Your task is to print all of the data word for word.

# # #

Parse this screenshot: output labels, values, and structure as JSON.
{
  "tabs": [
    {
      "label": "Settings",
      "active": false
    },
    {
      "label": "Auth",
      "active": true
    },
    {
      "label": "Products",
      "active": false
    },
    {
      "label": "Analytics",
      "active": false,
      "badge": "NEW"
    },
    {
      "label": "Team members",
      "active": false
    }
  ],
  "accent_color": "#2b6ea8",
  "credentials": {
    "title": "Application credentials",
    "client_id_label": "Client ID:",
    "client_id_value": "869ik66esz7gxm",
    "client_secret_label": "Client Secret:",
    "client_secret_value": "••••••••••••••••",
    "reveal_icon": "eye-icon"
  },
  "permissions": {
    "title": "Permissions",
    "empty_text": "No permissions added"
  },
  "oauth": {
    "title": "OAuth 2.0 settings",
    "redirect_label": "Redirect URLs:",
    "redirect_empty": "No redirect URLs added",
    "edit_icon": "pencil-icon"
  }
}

# # #

--- In response ---
Parse this screenshot: output labels, values, and structure as JSON.
{
  "tabs": [
    {
      "label": "Settings",
      "active": false
    },
    {
      "label": "Auth",
      "active": true
    },
    {
      "label": "Products",
      "active": false
    },
    {
      "label": "Analytics",
      "active": false,
      "badge": "NEW"
    },
    {
      "label": "Team members",
      "active": false
    }
  ],
  "accent_color": "#2b6ea8",
  "credentials": {
    "title": "Application credentials",
    "client_id_label": "Client ID:",
    "client_id_value": "869ik66esz7gxm",
    "client_secret_label": "Client Secret:",
    "client_secret_value": "••••••••••••••••",
    "reveal_icon": "eye-icon"
  },
  "permissions": {
    "title": "Permissions",
    "empty_text": "No permissions added"
  },
  "oauth": {
    "title": "OAuth 2.0 settings",
    "redirect_label": "Redirect URLs:",
    "redirect_empty": "No redirect URLs added",
    "edit_icon": "pencil-icon"
  }
}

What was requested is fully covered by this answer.